-- start INFORMATION GIVEN --
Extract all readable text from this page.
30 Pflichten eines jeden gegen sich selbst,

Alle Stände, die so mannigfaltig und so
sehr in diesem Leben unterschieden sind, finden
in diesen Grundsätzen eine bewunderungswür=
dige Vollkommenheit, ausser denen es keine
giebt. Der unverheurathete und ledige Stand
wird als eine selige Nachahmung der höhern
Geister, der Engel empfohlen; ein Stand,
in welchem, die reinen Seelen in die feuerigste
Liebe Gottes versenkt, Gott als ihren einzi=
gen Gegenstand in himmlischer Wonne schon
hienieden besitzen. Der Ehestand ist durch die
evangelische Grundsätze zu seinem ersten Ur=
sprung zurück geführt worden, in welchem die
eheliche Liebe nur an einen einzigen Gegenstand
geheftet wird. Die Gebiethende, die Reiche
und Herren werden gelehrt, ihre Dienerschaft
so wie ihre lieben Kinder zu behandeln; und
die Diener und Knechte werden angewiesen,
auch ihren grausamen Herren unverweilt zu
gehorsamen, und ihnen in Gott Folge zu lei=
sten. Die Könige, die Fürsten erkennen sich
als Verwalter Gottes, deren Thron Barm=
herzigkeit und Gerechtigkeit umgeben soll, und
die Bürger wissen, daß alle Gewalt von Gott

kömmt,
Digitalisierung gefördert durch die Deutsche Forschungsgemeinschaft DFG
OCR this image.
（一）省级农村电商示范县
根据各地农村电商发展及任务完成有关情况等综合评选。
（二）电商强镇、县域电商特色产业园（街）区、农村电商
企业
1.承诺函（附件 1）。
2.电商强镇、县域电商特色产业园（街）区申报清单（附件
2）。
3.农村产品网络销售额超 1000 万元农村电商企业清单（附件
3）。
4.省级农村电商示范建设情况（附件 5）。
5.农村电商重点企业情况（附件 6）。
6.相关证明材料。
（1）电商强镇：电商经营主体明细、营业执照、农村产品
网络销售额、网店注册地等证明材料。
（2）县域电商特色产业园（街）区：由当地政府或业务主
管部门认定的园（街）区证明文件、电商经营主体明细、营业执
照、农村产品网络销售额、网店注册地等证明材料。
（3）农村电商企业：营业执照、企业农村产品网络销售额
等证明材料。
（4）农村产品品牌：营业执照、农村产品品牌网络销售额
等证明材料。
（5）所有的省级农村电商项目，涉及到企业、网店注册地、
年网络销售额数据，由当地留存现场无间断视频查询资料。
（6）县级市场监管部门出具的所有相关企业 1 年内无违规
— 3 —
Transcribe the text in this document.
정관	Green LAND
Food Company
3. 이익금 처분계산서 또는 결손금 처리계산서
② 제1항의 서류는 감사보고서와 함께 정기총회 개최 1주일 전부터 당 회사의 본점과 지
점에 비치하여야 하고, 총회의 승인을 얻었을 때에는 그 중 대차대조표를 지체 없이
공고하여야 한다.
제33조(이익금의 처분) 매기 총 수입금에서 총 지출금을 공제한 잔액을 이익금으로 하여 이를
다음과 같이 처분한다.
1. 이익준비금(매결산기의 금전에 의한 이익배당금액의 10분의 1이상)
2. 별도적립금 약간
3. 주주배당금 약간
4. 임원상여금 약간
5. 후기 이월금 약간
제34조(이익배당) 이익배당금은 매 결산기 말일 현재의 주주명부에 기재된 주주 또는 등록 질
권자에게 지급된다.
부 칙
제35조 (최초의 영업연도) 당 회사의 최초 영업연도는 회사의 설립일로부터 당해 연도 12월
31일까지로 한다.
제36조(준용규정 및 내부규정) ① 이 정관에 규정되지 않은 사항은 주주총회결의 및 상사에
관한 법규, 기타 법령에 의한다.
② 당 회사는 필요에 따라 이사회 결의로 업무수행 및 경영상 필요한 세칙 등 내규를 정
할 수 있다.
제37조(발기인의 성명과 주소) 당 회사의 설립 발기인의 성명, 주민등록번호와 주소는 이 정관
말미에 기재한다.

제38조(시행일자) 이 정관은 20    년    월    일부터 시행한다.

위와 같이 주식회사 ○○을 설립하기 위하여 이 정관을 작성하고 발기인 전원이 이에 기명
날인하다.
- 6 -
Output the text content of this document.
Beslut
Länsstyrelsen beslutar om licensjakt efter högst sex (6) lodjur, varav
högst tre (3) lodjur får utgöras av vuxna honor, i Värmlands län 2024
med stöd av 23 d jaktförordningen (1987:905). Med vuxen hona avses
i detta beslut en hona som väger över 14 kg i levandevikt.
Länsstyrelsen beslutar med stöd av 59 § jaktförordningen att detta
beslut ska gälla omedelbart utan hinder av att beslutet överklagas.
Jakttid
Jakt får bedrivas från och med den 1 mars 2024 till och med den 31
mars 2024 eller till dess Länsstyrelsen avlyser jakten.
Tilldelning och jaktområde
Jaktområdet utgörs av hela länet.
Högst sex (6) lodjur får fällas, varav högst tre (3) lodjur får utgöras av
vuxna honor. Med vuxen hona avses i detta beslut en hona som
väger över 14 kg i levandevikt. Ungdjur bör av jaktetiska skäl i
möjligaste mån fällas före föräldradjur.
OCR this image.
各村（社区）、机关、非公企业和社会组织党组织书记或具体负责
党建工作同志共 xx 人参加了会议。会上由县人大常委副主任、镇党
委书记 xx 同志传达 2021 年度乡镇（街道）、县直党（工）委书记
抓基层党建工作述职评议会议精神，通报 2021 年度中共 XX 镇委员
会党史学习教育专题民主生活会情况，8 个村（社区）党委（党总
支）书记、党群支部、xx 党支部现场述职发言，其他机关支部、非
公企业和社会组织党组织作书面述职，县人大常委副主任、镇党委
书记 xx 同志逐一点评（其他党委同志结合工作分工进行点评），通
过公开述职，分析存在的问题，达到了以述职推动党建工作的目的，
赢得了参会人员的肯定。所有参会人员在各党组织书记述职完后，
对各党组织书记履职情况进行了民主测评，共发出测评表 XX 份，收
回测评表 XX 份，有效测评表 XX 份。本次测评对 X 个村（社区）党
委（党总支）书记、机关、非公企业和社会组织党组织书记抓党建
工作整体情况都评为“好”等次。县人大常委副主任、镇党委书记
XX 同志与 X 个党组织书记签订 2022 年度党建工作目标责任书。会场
-- end INFORMATION GIVEN --
* _EXERCISE DETAILS_
Repeat, with no changes, each line from the one with "Output the text content of this document." to the end of the listing, including both ends and nothing else.

* _CORRECT RESULT_
Output the text content of this document.
Beslut
Länsstyrelsen beslutar om licensjakt efter högst sex (6) lodjur, varav
högst tre (3) lodjur får utgöras av vuxna honor, i Värmlands län 2024
med stöd av 23 d jaktförordningen (1987:905). Med vuxen hona avses
i detta beslut en hona som väger över 14 kg i levandevikt.
Länsstyrelsen beslutar med stöd av 59 § jaktförordningen att detta
beslut ska gälla omedelbart utan hinder av att beslutet överklagas.
Jakttid
Jakt får bedrivas från och med den 1 mars 2024 till och med den 31
mars 2024 eller till dess Länsstyrelsen avlyser jakten.
Tilldelning och jaktområde
Jaktområdet utgörs av hela länet.
Högst sex (6) lodjur får fällas, varav högst tre (3) lodjur får utgöras av
vuxna honor. Med vuxen hona avses i detta beslut en hona som
väger över 14 kg i levandevikt. Ungdjur bör av jaktetiska skäl i
möjligaste mån fällas före föräldradjur.
OCR this image.
各村（社区）、机关、非公企业和社会组织党组织书记或具体负责
党建工作同志共 xx 人参加了会议。会上由县人大常委副主任、镇党
委书记 xx 同志传达 2021 年度乡镇（街道）、县直党（工）委书记
抓基层党建工作述职评议会议精神，通报 2021 年度中共 XX 镇委员
会党史学习教育专题民主生活会情况，8 个村（社区）党委（党总
支）书记、党群支部、xx 党支部现场述职发言，其他机关支部、非
公企业和社会组织党组织作书面述职，县人大常委副主任、镇党委
书记 xx 同志逐一点评（其他党委同志结合工作分工进行点评），通
过公开述职，分析存在的问题，达到了以述职推动党建工作的目的，
赢得了参会人员的肯定。所有参会人员在各党组织书记述职完后，
对各党组织书记履职情况进行了民主测评，共发出测评表 XX 份，收
回测评表 XX 份，有效测评表 XX 份。本次测评对 X 个村（社区）党
委（党总支）书记、机关、非公企业和社会组织党组织书记抓党建
工作整体情况都评为“好”等次。县人大常委副主任、镇党委书记
XX 同志与 X 个党组织书记签订 2022 年度党建工作目标责任书。会场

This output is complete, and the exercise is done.